**Task to carry out**
Retype the data below without altering anything.

**Information provided**
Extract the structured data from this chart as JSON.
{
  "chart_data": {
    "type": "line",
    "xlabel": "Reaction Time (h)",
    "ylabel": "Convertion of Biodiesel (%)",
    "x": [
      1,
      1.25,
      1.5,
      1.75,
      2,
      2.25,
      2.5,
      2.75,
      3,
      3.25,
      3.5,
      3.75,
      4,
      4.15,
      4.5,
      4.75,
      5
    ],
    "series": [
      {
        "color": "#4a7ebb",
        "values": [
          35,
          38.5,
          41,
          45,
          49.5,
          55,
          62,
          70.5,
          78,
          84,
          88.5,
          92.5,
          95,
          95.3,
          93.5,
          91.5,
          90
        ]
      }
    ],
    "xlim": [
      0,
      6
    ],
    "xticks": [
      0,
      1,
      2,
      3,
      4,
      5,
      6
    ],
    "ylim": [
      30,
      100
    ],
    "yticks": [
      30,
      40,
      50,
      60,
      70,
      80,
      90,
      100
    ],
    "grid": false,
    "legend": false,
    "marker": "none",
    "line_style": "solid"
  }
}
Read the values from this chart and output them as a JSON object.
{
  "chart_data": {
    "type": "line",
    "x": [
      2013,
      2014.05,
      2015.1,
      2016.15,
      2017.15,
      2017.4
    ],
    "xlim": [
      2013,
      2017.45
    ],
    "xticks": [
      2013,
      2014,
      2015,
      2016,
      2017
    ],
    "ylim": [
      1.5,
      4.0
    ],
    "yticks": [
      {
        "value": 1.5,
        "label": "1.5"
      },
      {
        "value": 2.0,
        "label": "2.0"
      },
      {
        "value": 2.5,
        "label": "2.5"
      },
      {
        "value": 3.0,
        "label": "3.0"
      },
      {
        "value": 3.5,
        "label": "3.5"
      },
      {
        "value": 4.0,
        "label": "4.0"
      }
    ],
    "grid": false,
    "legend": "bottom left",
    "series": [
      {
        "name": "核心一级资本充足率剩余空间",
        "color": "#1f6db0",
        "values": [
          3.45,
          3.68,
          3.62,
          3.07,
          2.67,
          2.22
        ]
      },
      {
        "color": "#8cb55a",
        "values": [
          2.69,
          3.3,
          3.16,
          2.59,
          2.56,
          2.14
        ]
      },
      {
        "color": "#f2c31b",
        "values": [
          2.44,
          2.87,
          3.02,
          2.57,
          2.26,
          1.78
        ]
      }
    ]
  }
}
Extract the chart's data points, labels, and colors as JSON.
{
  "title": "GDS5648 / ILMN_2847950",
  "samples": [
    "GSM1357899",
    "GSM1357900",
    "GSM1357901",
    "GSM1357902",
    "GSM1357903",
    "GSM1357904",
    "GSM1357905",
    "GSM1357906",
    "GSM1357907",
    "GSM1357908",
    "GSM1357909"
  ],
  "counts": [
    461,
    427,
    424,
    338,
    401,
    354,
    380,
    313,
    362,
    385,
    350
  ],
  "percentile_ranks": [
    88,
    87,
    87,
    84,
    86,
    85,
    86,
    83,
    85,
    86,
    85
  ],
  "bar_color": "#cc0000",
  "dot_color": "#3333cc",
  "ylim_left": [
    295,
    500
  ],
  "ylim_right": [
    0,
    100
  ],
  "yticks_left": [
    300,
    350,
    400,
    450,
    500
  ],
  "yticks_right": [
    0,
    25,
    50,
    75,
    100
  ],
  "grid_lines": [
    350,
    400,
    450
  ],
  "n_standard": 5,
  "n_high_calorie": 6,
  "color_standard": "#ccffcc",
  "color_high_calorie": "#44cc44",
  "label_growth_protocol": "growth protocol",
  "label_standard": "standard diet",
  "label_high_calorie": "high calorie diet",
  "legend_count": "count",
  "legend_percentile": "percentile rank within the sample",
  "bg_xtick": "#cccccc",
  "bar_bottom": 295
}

**Exercise result**
Extract the structured data from this chart as JSON.
{
  "chart_data": {
    "type": "line",
    "xlabel": "Reaction Time (h)",
    "ylabel": "Convertion of Biodiesel (%)",
    "x": [
      1,
      1.25,
      1.5,
      1.75,
      2,
      2.25,
      2.5,
      2.75,
      3,
      3.25,
      3.5,
      3.75,
      4,
      4.15,
      4.5,
      4.75,
      5
    ],
    "series": [
      {
        "color": "#4a7ebb",
        "values": [
          35,
          38.5,
          41,
          45,
          49.5,
          55,
          62,
          70.5,
          78,
          84,
          88.5,
          92.5,
          95,
          95.3,
          93.5,
          91.5,
          90
        ]
      }
    ],
    "xlim": [
      0,
      6
    ],
    "xticks": [
      0,
      1,
      2,
      3,
      4,
      5,
      6
    ],
    "ylim": [
      30,
      100
    ],
    "yticks": [
      30,
      40,
      50,
      60,
      70,
      80,
      90,
      100
    ],
    "grid": false,
    "legend": false,
    "marker": "none",
    "line_style": "solid"
  }
}
Read the values from this chart and output them as a JSON object.
{
  "chart_data": {
    "type": "line",
    "x": [
      2013,
      2014.05,
      2015.1,
      2016.15,
      2017.15,
      2017.4
    ],
    "xlim": [
      2013,
      2017.45
    ],
    "xticks": [
      2013,
      2014,
      2015,
      2016,
      2017
    ],
    "ylim": [
      1.5,
      4.0
    ],
    "yticks": [
      {
        "value": 1.5,
        "label": "1.5"
      },
      {
        "value": 2.0,
        "label": "2.0"
      },
      {
        "value": 2.5,
        "label": "2.5"
      },
      {
        "value": 3.0,
        "label": "3.0"
      },
      {
        "value": 3.5,
        "label": "3.5"
      },
      {
        "value": 4.0,
        "label": "4.0"
      }
    ],
    "grid": false,
    "legend": "bottom left",
    "series": [
      {
        "name": "核心一级资本充足率剩余空间",
        "color": "#1f6db0",
        "values": [
          3.45,
          3.68,
          3.62,
          3.07,
          2.67,
          2.22
        ]
      },
      {
        "color": "#8cb55a",
        "values": [
          2.69,
          3.3,
          3.16,
          2.59,
          2.56,
          2.14
        ]
      },
      {
        "color": "#f2c31b",
        "values": [
          2.44,
          2.87,
          3.02,
          2.57,
          2.26,
          1.78
        ]
      }
    ]
  }
}
Extract the chart's data points, labels, and colors as JSON.
{
  "title": "GDS5648 / ILMN_2847950",
  "samples": [
    "GSM1357899",
    "GSM1357900",
    "GSM1357901",
    "GSM1357902",
    "GSM1357903",
    "GSM1357904",
    "GSM1357905",
    "GSM1357906",
    "GSM1357907",
    "GSM1357908",
    "GSM1357909"
  ],
  "counts": [
    461,
    427,
    424,
    338,
    401,
    354,
    380,
    313,
    362,
    385,
    350
  ],
  "percentile_ranks": [
    88,
    87,
    87,
    84,
    86,
    85,
    86,
    83,
    85,
    86,
    85
  ],
  "bar_color": "#cc0000",
  "dot_color": "#3333cc",
  "ylim_left": [
    295,
    500
  ],
  "ylim_right": [
    0,
    100
  ],
  "yticks_left": [
    300,
    350,
    400,
    450,
    500
  ],
  "yticks_right": [
    0,
    25,
    50,
    75,
    100
  ],
  "grid_lines": [
    350,
    400,
    450
  ],
  "n_standard": 5,
  "n_high_calorie": 6,
  "color_standard": "#ccffcc",
  "color_high_calorie": "#44cc44",
  "label_growth_protocol": "growth protocol",
  "label_standard": "standard diet",
  "label_high_calorie": "high calorie diet",
  "legend_count": "count",
  "legend_percentile": "percentile rank within the sample",
  "bg_xtick": "#cccccc",
  "bar_bottom": 295
}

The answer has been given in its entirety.